-------- SUPPLIED TEXT

When it comes to our annual fantasy drafts, we likely all have a preferred spot we’d like to start based on gut feelings of who will be there in the first round. For this past 2018 fantasy season, you may have really wanted that first pick to get Todd Gurley. You may have been happy to be anywhere in the top 3 because you expected Gurley, Leveon Bell, and David Johnson to all perform about the same (yikes). If you were a fan of the “no RB” draft strategy then you likely wanted to pick towards the end of the first round so you could grab two elite WR’s back-to-back.
Regardless of how you felt about draft position, I was wondering what were actually the best draft positions in the 2018 draft and how much draft position really mattered.
There could be multiple ways to approach this problem, so let’s share the methods that were used to get our results. The overall idea here is to see how a fantasy team would fare playing the 2018 season with only players they drafted. No trades or waiver pickups.

----------------
-------- DATASET ENTRIES

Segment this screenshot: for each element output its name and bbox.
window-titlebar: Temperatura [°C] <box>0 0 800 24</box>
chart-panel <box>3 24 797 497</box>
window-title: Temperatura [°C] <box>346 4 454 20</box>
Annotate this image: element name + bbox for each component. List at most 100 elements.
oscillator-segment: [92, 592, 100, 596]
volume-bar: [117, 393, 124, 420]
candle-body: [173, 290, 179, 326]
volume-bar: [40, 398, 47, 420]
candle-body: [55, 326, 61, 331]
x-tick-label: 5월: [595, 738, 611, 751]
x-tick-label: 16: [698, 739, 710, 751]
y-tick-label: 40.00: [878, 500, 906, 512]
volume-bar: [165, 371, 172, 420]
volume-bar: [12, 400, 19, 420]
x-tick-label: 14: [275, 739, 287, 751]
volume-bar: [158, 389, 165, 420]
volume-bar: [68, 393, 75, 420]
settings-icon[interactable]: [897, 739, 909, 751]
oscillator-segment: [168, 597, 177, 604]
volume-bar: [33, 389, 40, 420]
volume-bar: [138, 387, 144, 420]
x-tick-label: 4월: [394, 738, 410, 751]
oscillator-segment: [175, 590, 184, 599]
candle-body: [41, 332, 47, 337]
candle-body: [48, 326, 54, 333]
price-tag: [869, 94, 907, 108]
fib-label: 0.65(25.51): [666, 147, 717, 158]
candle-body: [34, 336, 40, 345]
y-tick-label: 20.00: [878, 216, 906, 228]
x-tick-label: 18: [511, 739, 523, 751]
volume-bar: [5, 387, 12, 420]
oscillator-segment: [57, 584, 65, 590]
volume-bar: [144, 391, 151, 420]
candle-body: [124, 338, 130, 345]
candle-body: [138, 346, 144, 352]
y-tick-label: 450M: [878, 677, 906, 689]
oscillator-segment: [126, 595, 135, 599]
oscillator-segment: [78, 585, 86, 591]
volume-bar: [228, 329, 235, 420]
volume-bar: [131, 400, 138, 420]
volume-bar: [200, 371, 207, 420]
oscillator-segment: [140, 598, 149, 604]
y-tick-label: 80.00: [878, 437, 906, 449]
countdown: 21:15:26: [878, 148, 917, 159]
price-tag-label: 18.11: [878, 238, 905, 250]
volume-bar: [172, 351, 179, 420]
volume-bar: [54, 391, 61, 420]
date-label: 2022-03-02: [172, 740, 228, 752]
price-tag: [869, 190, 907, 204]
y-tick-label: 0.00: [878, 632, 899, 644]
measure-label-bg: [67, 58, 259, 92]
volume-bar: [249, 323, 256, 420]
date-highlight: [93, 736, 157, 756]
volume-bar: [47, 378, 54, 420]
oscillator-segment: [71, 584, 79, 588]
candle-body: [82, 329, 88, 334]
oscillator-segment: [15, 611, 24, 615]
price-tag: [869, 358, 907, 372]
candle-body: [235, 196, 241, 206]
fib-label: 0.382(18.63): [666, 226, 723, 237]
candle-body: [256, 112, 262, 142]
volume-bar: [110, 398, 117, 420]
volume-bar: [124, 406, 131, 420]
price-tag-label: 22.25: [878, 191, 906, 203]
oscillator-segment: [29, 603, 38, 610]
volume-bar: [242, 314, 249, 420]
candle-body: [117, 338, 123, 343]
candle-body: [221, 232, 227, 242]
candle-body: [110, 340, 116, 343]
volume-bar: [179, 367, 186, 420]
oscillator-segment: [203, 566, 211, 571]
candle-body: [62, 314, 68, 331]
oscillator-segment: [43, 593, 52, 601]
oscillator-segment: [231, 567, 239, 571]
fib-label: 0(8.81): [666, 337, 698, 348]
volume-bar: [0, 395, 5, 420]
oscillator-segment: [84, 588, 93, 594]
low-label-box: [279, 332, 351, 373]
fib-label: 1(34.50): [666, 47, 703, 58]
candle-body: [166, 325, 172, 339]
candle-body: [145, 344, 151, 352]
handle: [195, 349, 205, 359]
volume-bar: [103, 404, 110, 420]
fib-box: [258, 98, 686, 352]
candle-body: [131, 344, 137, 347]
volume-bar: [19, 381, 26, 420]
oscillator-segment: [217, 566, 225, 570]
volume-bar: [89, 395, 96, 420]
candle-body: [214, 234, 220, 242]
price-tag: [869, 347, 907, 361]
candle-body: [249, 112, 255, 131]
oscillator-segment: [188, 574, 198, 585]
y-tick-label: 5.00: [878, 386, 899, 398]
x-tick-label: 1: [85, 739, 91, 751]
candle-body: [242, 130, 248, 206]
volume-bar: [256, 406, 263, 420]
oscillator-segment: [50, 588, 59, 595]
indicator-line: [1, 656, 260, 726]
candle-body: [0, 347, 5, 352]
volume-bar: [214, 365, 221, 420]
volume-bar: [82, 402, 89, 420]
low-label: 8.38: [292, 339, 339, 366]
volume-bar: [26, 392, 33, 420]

----------------

▶ [TASKS TO PERFORM]:
1. Name every player mentioned in the fantasy draft article.
2. Return, word for word, the part of the fantasy draft article that opens with the words containing "There could be" and closes with "or waiver pickups.".

▶ [ANSWER LIST]:
1. Todd Gurley, Leveon Bell, David Johnson

2.
There could be multiple ways to approach this problem, so let’s share the methods that were used to get our results. The overall idea here is to see how a fantasy team would fare playing the 2018 season with only players they drafted. No trades or waiver pickups.